Instruction:
Give the number of lines in the listing below that include the word "日前落实到学生手中", with nothing more.

(Excerpt from a dataset)
[Begin]

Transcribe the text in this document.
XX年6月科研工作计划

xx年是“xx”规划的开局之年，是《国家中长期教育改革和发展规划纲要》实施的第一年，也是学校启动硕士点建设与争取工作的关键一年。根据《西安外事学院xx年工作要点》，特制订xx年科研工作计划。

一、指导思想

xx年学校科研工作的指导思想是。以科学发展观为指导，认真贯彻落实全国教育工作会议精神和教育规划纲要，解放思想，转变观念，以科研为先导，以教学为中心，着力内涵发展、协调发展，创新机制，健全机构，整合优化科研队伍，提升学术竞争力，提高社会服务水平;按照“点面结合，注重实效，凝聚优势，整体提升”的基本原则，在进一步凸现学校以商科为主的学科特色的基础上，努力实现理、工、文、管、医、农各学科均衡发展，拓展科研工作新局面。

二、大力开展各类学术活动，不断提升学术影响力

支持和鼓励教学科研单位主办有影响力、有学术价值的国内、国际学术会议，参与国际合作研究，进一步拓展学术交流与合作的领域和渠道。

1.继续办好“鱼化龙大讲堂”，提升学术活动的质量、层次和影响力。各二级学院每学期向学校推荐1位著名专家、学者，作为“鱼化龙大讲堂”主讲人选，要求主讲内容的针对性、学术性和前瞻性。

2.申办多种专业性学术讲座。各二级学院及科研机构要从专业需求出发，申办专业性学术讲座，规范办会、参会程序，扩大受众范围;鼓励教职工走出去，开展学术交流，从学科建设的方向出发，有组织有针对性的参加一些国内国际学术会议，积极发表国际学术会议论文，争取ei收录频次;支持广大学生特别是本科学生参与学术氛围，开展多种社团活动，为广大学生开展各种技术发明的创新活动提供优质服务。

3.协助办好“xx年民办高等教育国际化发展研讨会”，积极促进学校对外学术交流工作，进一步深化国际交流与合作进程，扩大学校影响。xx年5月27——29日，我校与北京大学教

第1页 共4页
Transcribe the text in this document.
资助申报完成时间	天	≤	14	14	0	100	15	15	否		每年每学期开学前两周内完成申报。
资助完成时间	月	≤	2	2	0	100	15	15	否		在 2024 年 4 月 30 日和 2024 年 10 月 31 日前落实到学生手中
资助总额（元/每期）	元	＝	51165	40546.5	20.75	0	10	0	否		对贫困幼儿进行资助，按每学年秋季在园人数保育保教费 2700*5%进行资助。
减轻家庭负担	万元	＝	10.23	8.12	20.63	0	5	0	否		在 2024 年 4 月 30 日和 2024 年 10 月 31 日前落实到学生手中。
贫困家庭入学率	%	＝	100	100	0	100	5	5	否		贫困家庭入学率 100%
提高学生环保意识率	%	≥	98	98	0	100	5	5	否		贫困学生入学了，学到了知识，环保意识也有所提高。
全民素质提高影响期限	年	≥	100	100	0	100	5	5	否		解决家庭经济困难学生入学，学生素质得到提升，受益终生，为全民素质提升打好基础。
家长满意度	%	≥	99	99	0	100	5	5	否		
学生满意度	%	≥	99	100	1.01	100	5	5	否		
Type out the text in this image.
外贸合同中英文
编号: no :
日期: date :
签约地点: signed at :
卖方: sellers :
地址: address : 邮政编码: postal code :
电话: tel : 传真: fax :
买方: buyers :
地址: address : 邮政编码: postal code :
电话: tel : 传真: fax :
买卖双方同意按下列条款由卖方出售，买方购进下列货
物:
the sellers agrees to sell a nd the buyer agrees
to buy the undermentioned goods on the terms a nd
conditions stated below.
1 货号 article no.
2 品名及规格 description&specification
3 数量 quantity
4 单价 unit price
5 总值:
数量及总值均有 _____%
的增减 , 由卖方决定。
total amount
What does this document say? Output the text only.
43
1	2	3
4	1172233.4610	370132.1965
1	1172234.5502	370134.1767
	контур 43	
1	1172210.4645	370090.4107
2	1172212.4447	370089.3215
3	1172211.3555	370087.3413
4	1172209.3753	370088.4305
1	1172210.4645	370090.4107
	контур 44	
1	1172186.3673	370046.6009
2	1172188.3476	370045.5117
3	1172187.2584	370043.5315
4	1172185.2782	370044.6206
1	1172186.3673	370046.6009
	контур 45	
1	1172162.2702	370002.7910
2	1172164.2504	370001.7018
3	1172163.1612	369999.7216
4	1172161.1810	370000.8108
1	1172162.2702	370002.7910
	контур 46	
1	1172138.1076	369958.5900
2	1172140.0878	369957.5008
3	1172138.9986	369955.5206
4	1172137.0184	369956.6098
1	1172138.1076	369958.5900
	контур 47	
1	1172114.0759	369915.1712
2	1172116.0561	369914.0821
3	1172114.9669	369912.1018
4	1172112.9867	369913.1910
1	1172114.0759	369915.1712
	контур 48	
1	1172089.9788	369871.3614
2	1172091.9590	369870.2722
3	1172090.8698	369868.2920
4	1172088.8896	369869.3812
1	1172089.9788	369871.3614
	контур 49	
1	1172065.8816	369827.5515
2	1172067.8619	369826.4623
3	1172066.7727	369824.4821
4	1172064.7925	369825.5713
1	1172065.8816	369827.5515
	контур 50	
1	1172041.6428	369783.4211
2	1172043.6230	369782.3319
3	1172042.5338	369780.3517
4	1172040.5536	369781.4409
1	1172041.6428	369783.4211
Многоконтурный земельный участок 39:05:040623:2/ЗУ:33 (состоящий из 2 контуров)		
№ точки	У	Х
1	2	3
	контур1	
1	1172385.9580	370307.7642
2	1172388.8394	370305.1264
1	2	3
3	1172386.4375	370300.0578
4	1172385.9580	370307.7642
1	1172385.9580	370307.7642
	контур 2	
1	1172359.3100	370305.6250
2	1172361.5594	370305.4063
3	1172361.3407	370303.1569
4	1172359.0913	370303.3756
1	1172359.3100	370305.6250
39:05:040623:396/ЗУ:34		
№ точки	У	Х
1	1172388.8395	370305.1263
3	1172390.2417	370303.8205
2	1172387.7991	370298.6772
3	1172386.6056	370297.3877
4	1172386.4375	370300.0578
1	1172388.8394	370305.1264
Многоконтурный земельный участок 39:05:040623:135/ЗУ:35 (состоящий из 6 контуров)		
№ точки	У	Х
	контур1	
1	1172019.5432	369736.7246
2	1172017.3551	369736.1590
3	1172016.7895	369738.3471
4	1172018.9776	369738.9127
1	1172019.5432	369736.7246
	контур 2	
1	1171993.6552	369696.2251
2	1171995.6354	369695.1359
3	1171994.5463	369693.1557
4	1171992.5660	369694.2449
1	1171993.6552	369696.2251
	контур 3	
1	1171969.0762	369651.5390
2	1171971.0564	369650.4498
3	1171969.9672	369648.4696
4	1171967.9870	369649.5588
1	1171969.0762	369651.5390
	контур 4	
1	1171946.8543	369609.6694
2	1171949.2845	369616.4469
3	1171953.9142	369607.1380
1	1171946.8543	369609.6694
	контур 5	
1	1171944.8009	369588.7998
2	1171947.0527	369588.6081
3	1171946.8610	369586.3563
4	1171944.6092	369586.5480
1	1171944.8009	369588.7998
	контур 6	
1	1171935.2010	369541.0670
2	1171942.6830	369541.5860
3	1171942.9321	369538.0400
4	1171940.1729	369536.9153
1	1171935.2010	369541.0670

[End]

Final result:
2